**Material**.
--*--

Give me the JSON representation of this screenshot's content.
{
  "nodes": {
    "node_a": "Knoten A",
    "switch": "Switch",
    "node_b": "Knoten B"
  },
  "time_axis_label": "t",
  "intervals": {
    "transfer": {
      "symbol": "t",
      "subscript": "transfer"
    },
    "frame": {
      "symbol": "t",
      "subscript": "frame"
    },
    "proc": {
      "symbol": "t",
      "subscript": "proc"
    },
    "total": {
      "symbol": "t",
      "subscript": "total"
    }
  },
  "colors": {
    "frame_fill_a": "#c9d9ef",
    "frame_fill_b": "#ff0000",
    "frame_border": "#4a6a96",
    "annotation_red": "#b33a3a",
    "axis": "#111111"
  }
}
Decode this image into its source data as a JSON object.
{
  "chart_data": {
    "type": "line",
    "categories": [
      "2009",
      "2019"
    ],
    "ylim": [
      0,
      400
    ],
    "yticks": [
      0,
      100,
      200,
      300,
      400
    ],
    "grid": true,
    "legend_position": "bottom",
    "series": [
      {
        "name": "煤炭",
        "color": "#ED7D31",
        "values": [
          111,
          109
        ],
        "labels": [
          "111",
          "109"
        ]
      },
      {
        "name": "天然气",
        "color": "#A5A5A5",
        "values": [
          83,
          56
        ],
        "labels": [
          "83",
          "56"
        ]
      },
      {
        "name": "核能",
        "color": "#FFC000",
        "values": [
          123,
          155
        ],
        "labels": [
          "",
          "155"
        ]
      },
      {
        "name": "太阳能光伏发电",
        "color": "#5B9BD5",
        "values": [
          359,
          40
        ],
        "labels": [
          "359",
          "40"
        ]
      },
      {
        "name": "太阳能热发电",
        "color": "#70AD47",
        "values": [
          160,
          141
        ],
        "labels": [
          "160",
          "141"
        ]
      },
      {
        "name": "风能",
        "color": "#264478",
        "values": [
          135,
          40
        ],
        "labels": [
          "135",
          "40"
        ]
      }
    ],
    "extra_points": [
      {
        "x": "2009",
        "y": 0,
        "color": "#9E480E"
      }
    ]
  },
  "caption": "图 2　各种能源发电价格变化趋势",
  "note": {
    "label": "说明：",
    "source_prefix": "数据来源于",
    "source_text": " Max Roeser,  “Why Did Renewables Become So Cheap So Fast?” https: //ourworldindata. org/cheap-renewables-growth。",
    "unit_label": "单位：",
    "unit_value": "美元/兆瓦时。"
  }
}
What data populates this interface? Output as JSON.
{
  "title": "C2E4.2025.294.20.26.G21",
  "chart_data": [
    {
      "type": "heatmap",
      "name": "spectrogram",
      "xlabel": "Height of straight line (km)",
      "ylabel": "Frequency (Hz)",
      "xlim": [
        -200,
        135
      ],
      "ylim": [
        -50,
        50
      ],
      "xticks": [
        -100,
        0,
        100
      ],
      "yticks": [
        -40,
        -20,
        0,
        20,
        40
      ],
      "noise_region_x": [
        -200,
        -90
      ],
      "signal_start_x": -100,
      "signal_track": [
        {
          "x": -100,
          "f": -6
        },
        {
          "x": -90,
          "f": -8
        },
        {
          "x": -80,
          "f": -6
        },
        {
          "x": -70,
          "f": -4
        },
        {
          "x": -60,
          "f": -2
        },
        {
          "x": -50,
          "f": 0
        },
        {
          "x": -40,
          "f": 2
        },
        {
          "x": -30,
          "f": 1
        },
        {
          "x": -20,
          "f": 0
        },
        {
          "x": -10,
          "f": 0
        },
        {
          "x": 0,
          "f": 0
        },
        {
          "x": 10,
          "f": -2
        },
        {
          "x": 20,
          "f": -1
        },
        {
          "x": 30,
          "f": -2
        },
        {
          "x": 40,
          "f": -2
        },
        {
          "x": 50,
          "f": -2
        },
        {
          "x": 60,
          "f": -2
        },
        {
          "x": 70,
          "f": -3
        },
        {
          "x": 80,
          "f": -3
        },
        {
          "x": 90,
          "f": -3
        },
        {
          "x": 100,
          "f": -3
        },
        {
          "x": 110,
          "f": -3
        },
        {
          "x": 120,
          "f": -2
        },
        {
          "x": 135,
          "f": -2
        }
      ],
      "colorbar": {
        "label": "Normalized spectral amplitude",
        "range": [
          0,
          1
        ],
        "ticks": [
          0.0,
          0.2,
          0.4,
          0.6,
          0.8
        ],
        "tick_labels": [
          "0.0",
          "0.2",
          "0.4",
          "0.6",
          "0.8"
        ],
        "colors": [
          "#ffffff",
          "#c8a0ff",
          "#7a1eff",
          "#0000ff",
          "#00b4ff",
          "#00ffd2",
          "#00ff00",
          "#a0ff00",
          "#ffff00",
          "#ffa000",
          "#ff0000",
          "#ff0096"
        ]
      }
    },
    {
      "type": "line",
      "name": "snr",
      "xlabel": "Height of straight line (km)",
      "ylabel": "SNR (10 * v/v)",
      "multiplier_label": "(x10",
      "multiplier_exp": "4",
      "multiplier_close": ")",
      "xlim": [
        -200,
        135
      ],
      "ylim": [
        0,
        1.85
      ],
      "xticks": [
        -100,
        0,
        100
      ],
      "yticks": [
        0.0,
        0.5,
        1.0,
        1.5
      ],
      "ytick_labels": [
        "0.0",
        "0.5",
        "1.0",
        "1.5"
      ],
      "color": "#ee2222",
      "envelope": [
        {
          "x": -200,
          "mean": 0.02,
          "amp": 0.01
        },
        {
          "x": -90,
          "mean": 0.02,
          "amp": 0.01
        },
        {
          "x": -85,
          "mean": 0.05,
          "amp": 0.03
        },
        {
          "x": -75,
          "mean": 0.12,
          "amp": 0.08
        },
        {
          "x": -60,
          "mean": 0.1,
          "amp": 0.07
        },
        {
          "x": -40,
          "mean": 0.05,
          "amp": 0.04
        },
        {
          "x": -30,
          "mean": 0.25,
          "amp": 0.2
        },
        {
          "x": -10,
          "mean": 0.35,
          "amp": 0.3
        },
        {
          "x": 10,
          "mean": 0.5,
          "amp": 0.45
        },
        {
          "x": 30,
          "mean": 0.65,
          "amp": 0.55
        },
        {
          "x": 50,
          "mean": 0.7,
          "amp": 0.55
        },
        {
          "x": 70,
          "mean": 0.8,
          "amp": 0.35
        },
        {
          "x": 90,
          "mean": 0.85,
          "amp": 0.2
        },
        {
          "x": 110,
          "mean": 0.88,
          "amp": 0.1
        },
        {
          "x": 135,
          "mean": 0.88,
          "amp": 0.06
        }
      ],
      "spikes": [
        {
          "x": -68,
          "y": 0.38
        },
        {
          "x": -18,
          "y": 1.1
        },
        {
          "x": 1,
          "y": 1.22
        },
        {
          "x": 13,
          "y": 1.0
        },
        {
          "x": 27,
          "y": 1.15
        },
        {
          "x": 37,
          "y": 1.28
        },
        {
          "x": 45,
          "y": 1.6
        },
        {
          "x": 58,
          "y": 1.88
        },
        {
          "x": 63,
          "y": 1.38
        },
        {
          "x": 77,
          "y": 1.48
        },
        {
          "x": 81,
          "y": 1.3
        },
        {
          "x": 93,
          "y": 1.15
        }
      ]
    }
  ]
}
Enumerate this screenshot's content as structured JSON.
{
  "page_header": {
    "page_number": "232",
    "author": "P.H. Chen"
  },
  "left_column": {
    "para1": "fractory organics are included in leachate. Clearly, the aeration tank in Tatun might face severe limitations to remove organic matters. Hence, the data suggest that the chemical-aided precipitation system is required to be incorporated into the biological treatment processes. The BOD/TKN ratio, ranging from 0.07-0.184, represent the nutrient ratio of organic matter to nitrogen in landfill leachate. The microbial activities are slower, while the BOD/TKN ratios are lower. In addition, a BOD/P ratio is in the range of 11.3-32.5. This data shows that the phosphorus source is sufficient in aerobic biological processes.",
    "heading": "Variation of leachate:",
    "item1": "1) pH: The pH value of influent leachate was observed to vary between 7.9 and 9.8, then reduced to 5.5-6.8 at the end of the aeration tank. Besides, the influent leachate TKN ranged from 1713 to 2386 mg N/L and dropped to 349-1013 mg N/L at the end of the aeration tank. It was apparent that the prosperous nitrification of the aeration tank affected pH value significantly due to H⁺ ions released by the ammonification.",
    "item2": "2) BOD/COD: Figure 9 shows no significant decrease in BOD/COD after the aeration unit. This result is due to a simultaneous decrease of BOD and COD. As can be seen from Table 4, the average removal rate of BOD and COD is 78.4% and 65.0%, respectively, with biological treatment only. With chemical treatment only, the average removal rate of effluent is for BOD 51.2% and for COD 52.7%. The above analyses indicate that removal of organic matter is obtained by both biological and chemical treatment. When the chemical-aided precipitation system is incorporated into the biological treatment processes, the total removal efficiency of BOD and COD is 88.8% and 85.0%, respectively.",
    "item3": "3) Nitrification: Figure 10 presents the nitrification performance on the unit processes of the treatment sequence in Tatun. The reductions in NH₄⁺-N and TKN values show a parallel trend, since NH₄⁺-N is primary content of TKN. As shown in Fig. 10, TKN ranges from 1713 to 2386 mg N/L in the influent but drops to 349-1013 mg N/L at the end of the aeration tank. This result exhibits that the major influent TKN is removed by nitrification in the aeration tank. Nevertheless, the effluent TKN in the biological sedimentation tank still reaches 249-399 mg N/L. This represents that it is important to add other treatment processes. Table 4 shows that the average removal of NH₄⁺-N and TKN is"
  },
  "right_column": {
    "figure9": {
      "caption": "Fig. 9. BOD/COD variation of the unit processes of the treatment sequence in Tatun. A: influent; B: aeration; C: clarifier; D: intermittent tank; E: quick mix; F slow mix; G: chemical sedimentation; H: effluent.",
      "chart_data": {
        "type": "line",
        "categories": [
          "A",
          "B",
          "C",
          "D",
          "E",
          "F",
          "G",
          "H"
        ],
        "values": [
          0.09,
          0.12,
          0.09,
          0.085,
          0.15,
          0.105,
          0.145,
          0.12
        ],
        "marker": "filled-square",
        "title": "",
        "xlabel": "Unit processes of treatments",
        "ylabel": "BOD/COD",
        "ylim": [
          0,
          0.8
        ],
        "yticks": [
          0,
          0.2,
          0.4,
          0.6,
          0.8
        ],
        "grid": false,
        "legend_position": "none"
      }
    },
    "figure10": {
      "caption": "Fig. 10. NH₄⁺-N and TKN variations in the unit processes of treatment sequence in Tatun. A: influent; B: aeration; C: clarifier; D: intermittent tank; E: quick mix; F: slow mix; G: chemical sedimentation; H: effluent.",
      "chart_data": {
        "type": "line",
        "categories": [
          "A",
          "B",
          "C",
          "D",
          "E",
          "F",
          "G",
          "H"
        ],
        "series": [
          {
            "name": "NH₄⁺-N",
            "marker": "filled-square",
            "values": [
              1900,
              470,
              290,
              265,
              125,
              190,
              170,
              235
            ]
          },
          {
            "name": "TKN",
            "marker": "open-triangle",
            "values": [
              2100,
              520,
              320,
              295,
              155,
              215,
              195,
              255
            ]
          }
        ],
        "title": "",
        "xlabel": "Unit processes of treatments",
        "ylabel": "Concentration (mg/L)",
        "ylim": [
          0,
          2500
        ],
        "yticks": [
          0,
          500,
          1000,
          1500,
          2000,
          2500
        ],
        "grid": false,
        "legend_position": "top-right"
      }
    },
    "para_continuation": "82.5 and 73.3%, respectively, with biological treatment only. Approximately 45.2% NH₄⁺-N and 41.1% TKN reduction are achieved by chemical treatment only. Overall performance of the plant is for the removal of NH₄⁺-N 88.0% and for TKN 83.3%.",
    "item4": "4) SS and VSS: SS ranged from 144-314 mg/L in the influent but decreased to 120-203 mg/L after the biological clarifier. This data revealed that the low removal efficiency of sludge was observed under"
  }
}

--*--

**The problem**. Reproduce each line holding the word "square".

**Output for this exercise**.
        "marker": "filled-square",
            "marker": "filled-square",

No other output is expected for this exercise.